YOUR OBJECTIVE → The records that follow must be reproduced in full, exactly as written.

########################################

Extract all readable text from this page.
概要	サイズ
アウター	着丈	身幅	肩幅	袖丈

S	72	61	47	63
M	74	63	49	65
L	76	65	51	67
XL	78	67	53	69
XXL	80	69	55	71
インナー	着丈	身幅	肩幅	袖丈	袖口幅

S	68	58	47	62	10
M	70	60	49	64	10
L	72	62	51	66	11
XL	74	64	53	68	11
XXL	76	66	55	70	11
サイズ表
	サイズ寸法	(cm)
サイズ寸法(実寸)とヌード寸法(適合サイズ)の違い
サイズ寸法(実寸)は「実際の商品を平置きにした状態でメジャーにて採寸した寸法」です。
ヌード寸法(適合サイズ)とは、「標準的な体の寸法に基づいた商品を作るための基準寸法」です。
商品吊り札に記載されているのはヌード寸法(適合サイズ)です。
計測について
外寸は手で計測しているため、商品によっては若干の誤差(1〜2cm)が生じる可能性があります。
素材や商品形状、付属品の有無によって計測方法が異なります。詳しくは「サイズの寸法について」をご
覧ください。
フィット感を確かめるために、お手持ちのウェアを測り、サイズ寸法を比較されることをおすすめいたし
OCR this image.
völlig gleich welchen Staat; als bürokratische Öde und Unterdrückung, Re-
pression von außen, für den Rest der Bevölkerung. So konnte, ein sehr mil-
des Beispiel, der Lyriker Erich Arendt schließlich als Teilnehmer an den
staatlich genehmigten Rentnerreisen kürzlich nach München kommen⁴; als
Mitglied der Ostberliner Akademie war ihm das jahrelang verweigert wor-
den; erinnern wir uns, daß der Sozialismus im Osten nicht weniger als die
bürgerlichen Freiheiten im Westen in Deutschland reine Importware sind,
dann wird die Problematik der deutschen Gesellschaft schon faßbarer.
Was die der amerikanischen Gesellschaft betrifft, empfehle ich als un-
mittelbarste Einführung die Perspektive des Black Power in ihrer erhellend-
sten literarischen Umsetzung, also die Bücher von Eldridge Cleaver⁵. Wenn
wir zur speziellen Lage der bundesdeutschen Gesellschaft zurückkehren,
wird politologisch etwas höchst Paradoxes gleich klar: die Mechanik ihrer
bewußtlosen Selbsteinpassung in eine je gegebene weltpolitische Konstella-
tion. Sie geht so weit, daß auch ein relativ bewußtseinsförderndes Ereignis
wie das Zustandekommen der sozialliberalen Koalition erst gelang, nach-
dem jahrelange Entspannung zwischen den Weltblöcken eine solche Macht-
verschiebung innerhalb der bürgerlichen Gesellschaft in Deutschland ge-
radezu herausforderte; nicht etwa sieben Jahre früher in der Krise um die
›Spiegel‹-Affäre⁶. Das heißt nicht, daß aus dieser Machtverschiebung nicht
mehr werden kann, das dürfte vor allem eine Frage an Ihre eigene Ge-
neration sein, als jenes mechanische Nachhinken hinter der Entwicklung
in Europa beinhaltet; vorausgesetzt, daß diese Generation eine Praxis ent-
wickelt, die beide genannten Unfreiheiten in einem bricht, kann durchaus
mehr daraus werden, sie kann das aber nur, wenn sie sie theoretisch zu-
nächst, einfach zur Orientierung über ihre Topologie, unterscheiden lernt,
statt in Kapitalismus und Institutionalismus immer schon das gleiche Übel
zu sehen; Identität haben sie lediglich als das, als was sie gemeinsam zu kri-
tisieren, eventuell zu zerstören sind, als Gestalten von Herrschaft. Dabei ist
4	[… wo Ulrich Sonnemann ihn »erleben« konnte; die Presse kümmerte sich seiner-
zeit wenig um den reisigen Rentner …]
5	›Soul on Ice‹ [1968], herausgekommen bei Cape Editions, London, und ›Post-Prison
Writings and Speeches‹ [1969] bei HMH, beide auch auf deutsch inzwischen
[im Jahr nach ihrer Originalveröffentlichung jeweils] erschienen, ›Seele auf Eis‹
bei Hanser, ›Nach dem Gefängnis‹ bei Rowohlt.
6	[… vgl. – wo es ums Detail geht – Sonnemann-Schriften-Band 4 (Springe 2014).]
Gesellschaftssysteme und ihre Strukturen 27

########################################

ANSWER TO THE TASK →
Extract all readable text from this page.
概要	サイズ
アウター	着丈	身幅	肩幅	袖丈

S	72	61	47	63
M	74	63	49	65
L	76	65	51	67
XL	78	67	53	69
XXL	80	69	55	71
インナー	着丈	身幅	肩幅	袖丈	袖口幅

S	68	58	47	62	10
M	70	60	49	64	10
L	72	62	51	66	11
XL	74	64	53	68	11
XXL	76	66	55	70	11
サイズ表
	サイズ寸法	(cm)
サイズ寸法(実寸)とヌード寸法(適合サイズ)の違い
サイズ寸法(実寸)は「実際の商品を平置きにした状態でメジャーにて採寸した寸法」です。
ヌード寸法(適合サイズ)とは、「標準的な体の寸法に基づいた商品を作るための基準寸法」です。
商品吊り札に記載されているのはヌード寸法(適合サイズ)です。
計測について
外寸は手で計測しているため、商品によっては若干の誤差(1〜2cm)が生じる可能性があります。
素材や商品形状、付属品の有無によって計測方法が異なります。詳しくは「サイズの寸法について」をご
覧ください。
フィット感を確かめるために、お手持ちのウェアを測り、サイズ寸法を比較されることをおすすめいたし
OCR this image.
völlig gleich welchen Staat; als bürokratische Öde und Unterdrückung, Re-
pression von außen, für den Rest der Bevölkerung. So konnte, ein sehr mil-
des Beispiel, der Lyriker Erich Arendt schließlich als Teilnehmer an den
staatlich genehmigten Rentnerreisen kürzlich nach München kommen⁴; als
Mitglied der Ostberliner Akademie war ihm das jahrelang verweigert wor-
den; erinnern wir uns, daß der Sozialismus im Osten nicht weniger als die
bürgerlichen Freiheiten im Westen in Deutschland reine Importware sind,
dann wird die Problematik der deutschen Gesellschaft schon faßbarer.
Was die der amerikanischen Gesellschaft betrifft, empfehle ich als un-
mittelbarste Einführung die Perspektive des Black Power in ihrer erhellend-
sten literarischen Umsetzung, also die Bücher von Eldridge Cleaver⁵. Wenn
wir zur speziellen Lage der bundesdeutschen Gesellschaft zurückkehren,
wird politologisch etwas höchst Paradoxes gleich klar: die Mechanik ihrer
bewußtlosen Selbsteinpassung in eine je gegebene weltpolitische Konstella-
tion. Sie geht so weit, daß auch ein relativ bewußtseinsförderndes Ereignis
wie das Zustandekommen der sozialliberalen Koalition erst gelang, nach-
dem jahrelange Entspannung zwischen den Weltblöcken eine solche Macht-
verschiebung innerhalb der bürgerlichen Gesellschaft in Deutschland ge-
radezu herausforderte; nicht etwa sieben Jahre früher in der Krise um die
›Spiegel‹-Affäre⁶. Das heißt nicht, daß aus dieser Machtverschiebung nicht
mehr werden kann, das dürfte vor allem eine Frage an Ihre eigene Ge-
neration sein, als jenes mechanische Nachhinken hinter der Entwicklung
in Europa beinhaltet; vorausgesetzt, daß diese Generation eine Praxis ent-
wickelt, die beide genannten Unfreiheiten in einem bricht, kann durchaus
mehr daraus werden, sie kann das aber nur, wenn sie sie theoretisch zu-
nächst, einfach zur Orientierung über ihre Topologie, unterscheiden lernt,
statt in Kapitalismus und Institutionalismus immer schon das gleiche Übel
zu sehen; Identität haben sie lediglich als das, als was sie gemeinsam zu kri-
tisieren, eventuell zu zerstören sind, als Gestalten von Herrschaft. Dabei ist
4	[… wo Ulrich Sonnemann ihn »erleben« konnte; die Presse kümmerte sich seiner-
zeit wenig um den reisigen Rentner …]
5	›Soul on Ice‹ [1968], herausgekommen bei Cape Editions, London, und ›Post-Prison
Writings and Speeches‹ [1969] bei HMH, beide auch auf deutsch inzwischen
[im Jahr nach ihrer Originalveröffentlichung jeweils] erschienen, ›Seele auf Eis‹
bei Hanser, ›Nach dem Gefängnis‹ bei Rowohlt.
6	[… vgl. – wo es ums Detail geht – Sonnemann-Schriften-Band 4 (Springe 2014).]
Gesellschaftssysteme und ihre Strukturen 27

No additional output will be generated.